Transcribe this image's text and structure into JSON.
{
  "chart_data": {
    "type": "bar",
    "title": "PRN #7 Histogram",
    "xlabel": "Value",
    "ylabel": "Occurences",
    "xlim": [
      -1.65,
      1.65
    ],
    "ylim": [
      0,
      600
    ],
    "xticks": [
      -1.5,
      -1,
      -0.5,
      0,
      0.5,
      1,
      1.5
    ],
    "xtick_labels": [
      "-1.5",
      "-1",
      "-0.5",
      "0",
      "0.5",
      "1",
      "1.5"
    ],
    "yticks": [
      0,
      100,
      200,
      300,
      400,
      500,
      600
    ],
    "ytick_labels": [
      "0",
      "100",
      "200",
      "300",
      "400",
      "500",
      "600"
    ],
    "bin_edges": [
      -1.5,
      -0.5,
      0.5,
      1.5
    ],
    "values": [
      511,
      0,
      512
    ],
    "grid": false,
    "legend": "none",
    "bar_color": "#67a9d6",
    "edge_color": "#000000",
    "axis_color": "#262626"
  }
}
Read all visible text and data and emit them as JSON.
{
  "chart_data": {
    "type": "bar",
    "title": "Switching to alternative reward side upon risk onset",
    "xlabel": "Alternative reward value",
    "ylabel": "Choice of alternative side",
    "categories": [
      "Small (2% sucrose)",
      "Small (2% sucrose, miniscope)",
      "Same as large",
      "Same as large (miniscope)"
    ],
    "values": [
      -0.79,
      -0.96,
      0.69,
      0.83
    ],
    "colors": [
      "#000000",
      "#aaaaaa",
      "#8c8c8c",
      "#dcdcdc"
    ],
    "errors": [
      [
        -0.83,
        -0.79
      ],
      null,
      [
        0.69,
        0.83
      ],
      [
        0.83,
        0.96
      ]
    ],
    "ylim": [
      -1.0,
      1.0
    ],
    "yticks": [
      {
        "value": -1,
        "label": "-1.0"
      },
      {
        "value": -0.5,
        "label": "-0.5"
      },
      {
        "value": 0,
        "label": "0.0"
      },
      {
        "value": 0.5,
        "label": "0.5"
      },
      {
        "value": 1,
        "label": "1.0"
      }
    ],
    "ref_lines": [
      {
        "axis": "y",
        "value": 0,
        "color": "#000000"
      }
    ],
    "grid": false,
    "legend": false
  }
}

*Task statement:* Repeat the lines above exactly.

*Exercise response:*
Transcribe this image's text and structure into JSON.
{
  "chart_data": {
    "type": "bar",
    "title": "PRN #7 Histogram",
    "xlabel": "Value",
    "ylabel": "Occurences",
    "xlim": [
      -1.65,
      1.65
    ],
    "ylim": [
      0,
      600
    ],
    "xticks": [
      -1.5,
      -1,
      -0.5,
      0,
      0.5,
      1,
      1.5
    ],
    "xtick_labels": [
      "-1.5",
      "-1",
      "-0.5",
      "0",
      "0.5",
      "1",
      "1.5"
    ],
    "yticks": [
      0,
      100,
      200,
      300,
      400,
      500,
      600
    ],
    "ytick_labels": [
      "0",
      "100",
      "200",
      "300",
      "400",
      "500",
      "600"
    ],
    "bin_edges": [
      -1.5,
      -0.5,
      0.5,
      1.5
    ],
    "values": [
      511,
      0,
      512
    ],
    "grid": false,
    "legend": "none",
    "bar_color": "#67a9d6",
    "edge_color": "#000000",
    "axis_color": "#262626"
  }
}
Read all visible text and data and emit them as JSON.
{
  "chart_data": {
    "type": "bar",
    "title": "Switching to alternative reward side upon risk onset",
    "xlabel": "Alternative reward value",
    "ylabel": "Choice of alternative side",
    "categories": [
      "Small (2% sucrose)",
      "Small (2% sucrose, miniscope)",
      "Same as large",
      "Same as large (miniscope)"
    ],
    "values": [
      -0.79,
      -0.96,
      0.69,
      0.83
    ],
    "colors": [
      "#000000",
      "#aaaaaa",
      "#8c8c8c",
      "#dcdcdc"
    ],
    "errors": [
      [
        -0.83,
        -0.79
      ],
      null,
      [
        0.69,
        0.83
      ],
      [
        0.83,
        0.96
      ]
    ],
    "ylim": [
      -1.0,
      1.0
    ],
    "yticks": [
      {
        "value": -1,
        "label": "-1.0"
      },
      {
        "value": -0.5,
        "label": "-0.5"
      },
      {
        "value": 0,
        "label": "0.0"
      },
      {
        "value": 0.5,
        "label": "0.5"
      },
      {
        "value": 1,
        "label": "1.0"
      }
    ],
    "ref_lines": [
      {
        "axis": "y",
        "value": 0,
        "color": "#000000"
      }
    ],
    "grid": false,
    "legend": false
  }
}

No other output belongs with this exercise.